Take the material below and retype it in full; pictures are left out.

(Data entries for graphics)
--*--
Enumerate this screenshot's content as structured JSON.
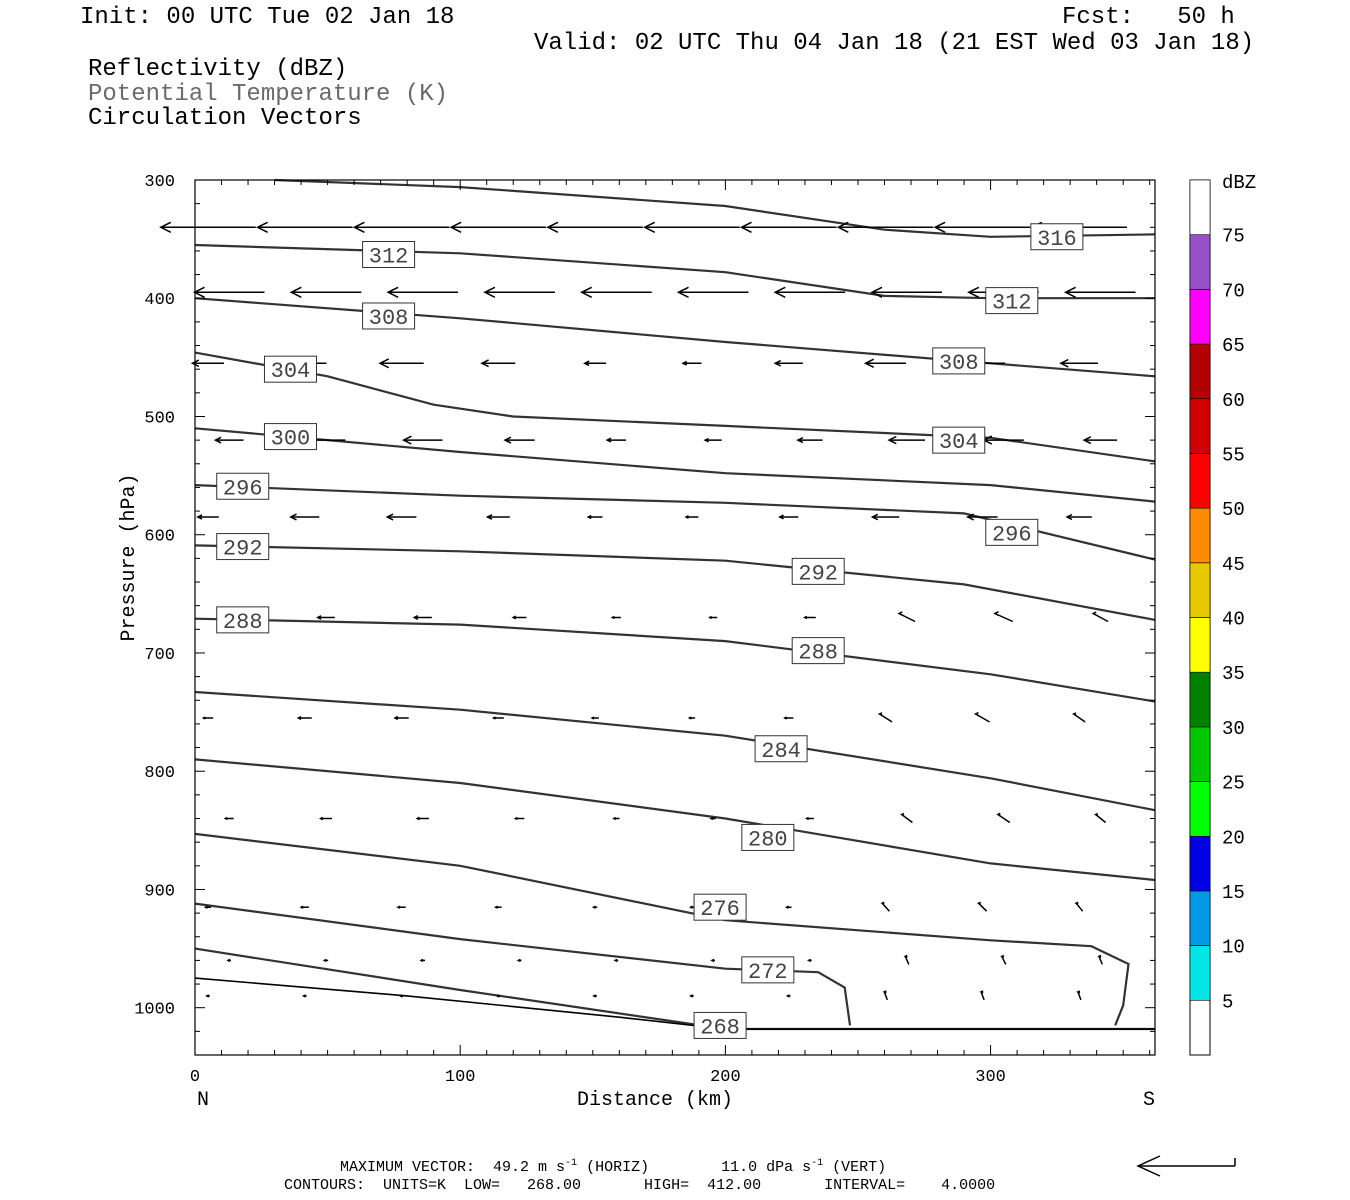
{
  "header": {
    "init": "Init: 00 UTC Tue 02 Jan 18",
    "fcst": "Fcst:   50 h",
    "valid": "Valid: 02 UTC Thu 04 Jan 18 (21 EST Wed 03 Jan 18)",
    "fields": [
      "Reflectivity (dBZ)",
      "Potential Temperature (K)",
      "Circulation Vectors"
    ]
  },
  "footer": {
    "line1": "MAXIMUM VECTOR:  49.2 m s",
    "line1_sup": "-1",
    "line1_mid": " (HORIZ)        11.0 dPa s",
    "line1_sup2": "-1",
    "line1_end": " (VERT)",
    "line2": "CONTOURS:  UNITS=K  LOW=   268.00       HIGH=  412.00       INTERVAL=    4.0000"
  },
  "chart_data": {
    "type": "line",
    "title": "",
    "xlabel": "Distance (km)",
    "ylabel": "Pressure (hPa)",
    "xlim": [
      0,
      362
    ],
    "ylim": [
      300,
      1040
    ],
    "y_inverted": true,
    "x_ticks": [
      0,
      100,
      200,
      300
    ],
    "y_ticks": [
      300,
      400,
      500,
      600,
      700,
      800,
      900,
      1000
    ],
    "x_end_labels": {
      "left": "N",
      "right": "S"
    },
    "colorbar": {
      "units": "dBZ",
      "labels": [
        "5",
        "10",
        "15",
        "20",
        "25",
        "30",
        "35",
        "40",
        "45",
        "50",
        "55",
        "60",
        "65",
        "70",
        "75"
      ],
      "colors": [
        "#00e6e6",
        "#0099e6",
        "#0000e6",
        "#00ff00",
        "#00c800",
        "#008200",
        "#ffff00",
        "#e6c800",
        "#ff8c00",
        "#ff0000",
        "#d20000",
        "#b40000",
        "#ff00ff",
        "#9650c8",
        "#ffffff"
      ]
    },
    "theta_contours": [
      {
        "label": "316",
        "points": [
          [
            30,
            300
          ],
          [
            100,
            306
          ],
          [
            200,
            322
          ],
          [
            260,
            342
          ],
          [
            300,
            348
          ],
          [
            362,
            346
          ]
        ],
        "label_at": [
          325,
          348
        ]
      },
      {
        "label": "312",
        "points": [
          [
            0,
            355
          ],
          [
            100,
            362
          ],
          [
            200,
            378
          ],
          [
            260,
            398
          ],
          [
            300,
            400
          ],
          [
            362,
            400
          ]
        ],
        "label_at": [
          73,
          363
        ],
        "label_at2": [
          308,
          402
        ]
      },
      {
        "label": "308",
        "points": [
          [
            0,
            400
          ],
          [
            100,
            417
          ],
          [
            200,
            437
          ],
          [
            300,
            455
          ],
          [
            362,
            466
          ]
        ],
        "label_at": [
          73,
          415
        ],
        "label_at2": [
          288,
          453
        ]
      },
      {
        "label": "304",
        "points": [
          [
            0,
            446
          ],
          [
            50,
            466
          ],
          [
            90,
            490
          ],
          [
            120,
            500
          ],
          [
            200,
            508
          ],
          [
            300,
            518
          ],
          [
            362,
            538
          ]
        ],
        "label_at": [
          36,
          460
        ],
        "label_at2": [
          288,
          520
        ]
      },
      {
        "label": "300",
        "points": [
          [
            0,
            510
          ],
          [
            100,
            530
          ],
          [
            200,
            548
          ],
          [
            300,
            558
          ],
          [
            362,
            572
          ]
        ],
        "label_at": [
          36,
          517
        ]
      },
      {
        "label": "296",
        "points": [
          [
            0,
            558
          ],
          [
            100,
            567
          ],
          [
            200,
            573
          ],
          [
            290,
            582
          ],
          [
            362,
            621
          ]
        ],
        "label_at": [
          18,
          559
        ],
        "label_at2": [
          308,
          598
        ]
      },
      {
        "label": "292",
        "points": [
          [
            0,
            609
          ],
          [
            100,
            614
          ],
          [
            200,
            622
          ],
          [
            290,
            642
          ],
          [
            362,
            672
          ]
        ],
        "label_at": [
          18,
          610
        ],
        "label_at2": [
          235,
          631
        ]
      },
      {
        "label": "288",
        "points": [
          [
            0,
            671
          ],
          [
            100,
            676
          ],
          [
            200,
            690
          ],
          [
            300,
            718
          ],
          [
            362,
            741
          ]
        ],
        "label_at": [
          18,
          672
        ],
        "label_at2": [
          235,
          698
        ]
      },
      {
        "label": "284",
        "points": [
          [
            0,
            733
          ],
          [
            100,
            748
          ],
          [
            200,
            770
          ],
          [
            300,
            806
          ],
          [
            362,
            833
          ]
        ],
        "label_at": [
          221,
          781
        ]
      },
      {
        "label": "280",
        "points": [
          [
            0,
            790
          ],
          [
            100,
            810
          ],
          [
            200,
            840
          ],
          [
            300,
            878
          ],
          [
            362,
            892
          ]
        ],
        "label_at": [
          216,
          856
        ]
      },
      {
        "label": "276",
        "points": [
          [
            0,
            853
          ],
          [
            100,
            880
          ],
          [
            200,
            926
          ],
          [
            300,
            943
          ],
          [
            338,
            948
          ],
          [
            352,
            963
          ],
          [
            350,
            998
          ],
          [
            347,
            1015
          ]
        ],
        "label_at": [
          198,
          915
        ]
      },
      {
        "label": "272",
        "points": [
          [
            0,
            912
          ],
          [
            100,
            942
          ],
          [
            200,
            967
          ],
          [
            235,
            970
          ],
          [
            245,
            983
          ],
          [
            247,
            1015
          ]
        ],
        "label_at": [
          216,
          968
        ]
      },
      {
        "label": "268",
        "points": [
          [
            0,
            950
          ],
          [
            100,
            985
          ],
          [
            200,
            1018
          ],
          [
            362,
            1018
          ]
        ],
        "label_at": [
          198,
          1015
        ]
      }
    ],
    "ground": [
      [
        0,
        975
      ],
      [
        80,
        990
      ],
      [
        160,
        1008
      ],
      [
        200,
        1018
      ],
      [
        362,
        1018
      ]
    ],
    "max_vector": {
      "horiz_m_s": 49.2,
      "vert_dPa_s": 11.0
    }
  }
}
--*--
▸ Full response:
Enumerate this screenshot's content as structured JSON.
{
  "header": {
    "init": "Init: 00 UTC Tue 02 Jan 18",
    "fcst": "Fcst:   50 h",
    "valid": "Valid: 02 UTC Thu 04 Jan 18 (21 EST Wed 03 Jan 18)",
    "fields": [
      "Reflectivity (dBZ)",
      "Potential Temperature (K)",
      "Circulation Vectors"
    ]
  },
  "footer": {
    "line1": "MAXIMUM VECTOR:  49.2 m s",
    "line1_sup": "-1",
    "line1_mid": " (HORIZ)        11.0 dPa s",
    "line1_sup2": "-1",
    "line1_end": " (VERT)",
    "line2": "CONTOURS:  UNITS=K  LOW=   268.00       HIGH=  412.00       INTERVAL=    4.0000"
  },
  "chart_data": {
    "type": "line",
    "title": "",
    "xlabel": "Distance (km)",
    "ylabel": "Pressure (hPa)",
    "xlim": [
      0,
      362
    ],
    "ylim": [
      300,
      1040
    ],
    "y_inverted": true,
    "x_ticks": [
      0,
      100,
      200,
      300
    ],
    "y_ticks": [
      300,
      400,
      500,
      600,
      700,
      800,
      900,
      1000
    ],
    "x_end_labels": {
      "left": "N",
      "right": "S"
    },
    "colorbar": {
      "units": "dBZ",
      "labels": [
        "5",
        "10",
        "15",
        "20",
        "25",
        "30",
        "35",
        "40",
        "45",
        "50",
        "55",
        "60",
        "65",
        "70",
        "75"
      ],
      "colors": [
        "#00e6e6",
        "#0099e6",
        "#0000e6",
        "#00ff00",
        "#00c800",
        "#008200",
        "#ffff00",
        "#e6c800",
        "#ff8c00",
        "#ff0000",
        "#d20000",
        "#b40000",
        "#ff00ff",
        "#9650c8",
        "#ffffff"
      ]
    },
    "theta_contours": [
      {
        "label": "316",
        "points": [
          [
            30,
            300
          ],
          [
            100,
            306
          ],
          [
            200,
            322
          ],
          [
            260,
            342
          ],
          [
            300,
            348
          ],
          [
            362,
            346
          ]
        ],
        "label_at": [
          325,
          348
        ]
      },
      {
        "label": "312",
        "points": [
          [
            0,
            355
          ],
          [
            100,
            362
          ],
          [
            200,
            378
          ],
          [
            260,
            398
          ],
          [
            300,
            400
          ],
          [
            362,
            400
          ]
        ],
        "label_at": [
          73,
          363
        ],
        "label_at2": [
          308,
          402
        ]
      },
      {
        "label": "308",
        "points": [
          [
            0,
            400
          ],
          [
            100,
            417
          ],
          [
            200,
            437
          ],
          [
            300,
            455
          ],
          [
            362,
            466
          ]
        ],
        "label_at": [
          73,
          415
        ],
        "label_at2": [
          288,
          453
        ]
      },
      {
        "label": "304",
        "points": [
          [
            0,
            446
          ],
          [
            50,
            466
          ],
          [
            90,
            490
          ],
          [
            120,
            500
          ],
          [
            200,
            508
          ],
          [
            300,
            518
          ],
          [
            362,
            538
          ]
        ],
        "label_at": [
          36,
          460
        ],
        "label_at2": [
          288,
          520
        ]
      },
      {
        "label": "300",
        "points": [
          [
            0,
            510
          ],
          [
            100,
            530
          ],
          [
            200,
            548
          ],
          [
            300,
            558
          ],
          [
            362,
            572
          ]
        ],
        "label_at": [
          36,
          517
        ]
      },
      {
        "label": "296",
        "points": [
          [
            0,
            558
          ],
          [
            100,
            567
          ],
          [
            200,
            573
          ],
          [
            290,
            582
          ],
          [
            362,
            621
          ]
        ],
        "label_at": [
          18,
          559
        ],
        "label_at2": [
          308,
          598
        ]
      },
      {
        "label": "292",
        "points": [
          [
            0,
            609
          ],
          [
            100,
            614
          ],
          [
            200,
            622
          ],
          [
            290,
            642
          ],
          [
            362,
            672
          ]
        ],
        "label_at": [
          18,
          610
        ],
        "label_at2": [
          235,
          631
        ]
      },
      {
        "label": "288",
        "points": [
          [
            0,
            671
          ],
          [
            100,
            676
          ],
          [
            200,
            690
          ],
          [
            300,
            718
          ],
          [
            362,
            741
          ]
        ],
        "label_at": [
          18,
          672
        ],
        "label_at2": [
          235,
          698
        ]
      },
      {
        "label": "284",
        "points": [
          [
            0,
            733
          ],
          [
            100,
            748
          ],
          [
            200,
            770
          ],
          [
            300,
            806
          ],
          [
            362,
            833
          ]
        ],
        "label_at": [
          221,
          781
        ]
      },
      {
        "label": "280",
        "points": [
          [
            0,
            790
          ],
          [
            100,
            810
          ],
          [
            200,
            840
          ],
          [
            300,
            878
          ],
          [
            362,
            892
          ]
        ],
        "label_at": [
          216,
          856
        ]
      },
      {
        "label": "276",
        "points": [
          [
            0,
            853
          ],
          [
            100,
            880
          ],
          [
            200,
            926
          ],
          [
            300,
            943
          ],
          [
            338,
            948
          ],
          [
            352,
            963
          ],
          [
            350,
            998
          ],
          [
            347,
            1015
          ]
        ],
        "label_at": [
          198,
          915
        ]
      },
      {
        "label": "272",
        "points": [
          [
            0,
            912
          ],
          [
            100,
            942
          ],
          [
            200,
            967
          ],
          [
            235,
            970
          ],
          [
            245,
            983
          ],
          [
            247,
            1015
          ]
        ],
        "label_at": [
          216,
          968
        ]
      },
      {
        "label": "268",
        "points": [
          [
            0,
            950
          ],
          [
            100,
            985
          ],
          [
            200,
            1018
          ],
          [
            362,
            1018
          ]
        ],
        "label_at": [
          198,
          1015
        ]
      }
    ],
    "ground": [
      [
        0,
        975
      ],
      [
        80,
        990
      ],
      [
        160,
        1008
      ],
      [
        200,
        1018
      ],
      [
        362,
        1018
      ]
    ],
    "max_vector": {
      "horiz_m_s": 49.2,
      "vert_dPa_s": 11.0
    }
  }
}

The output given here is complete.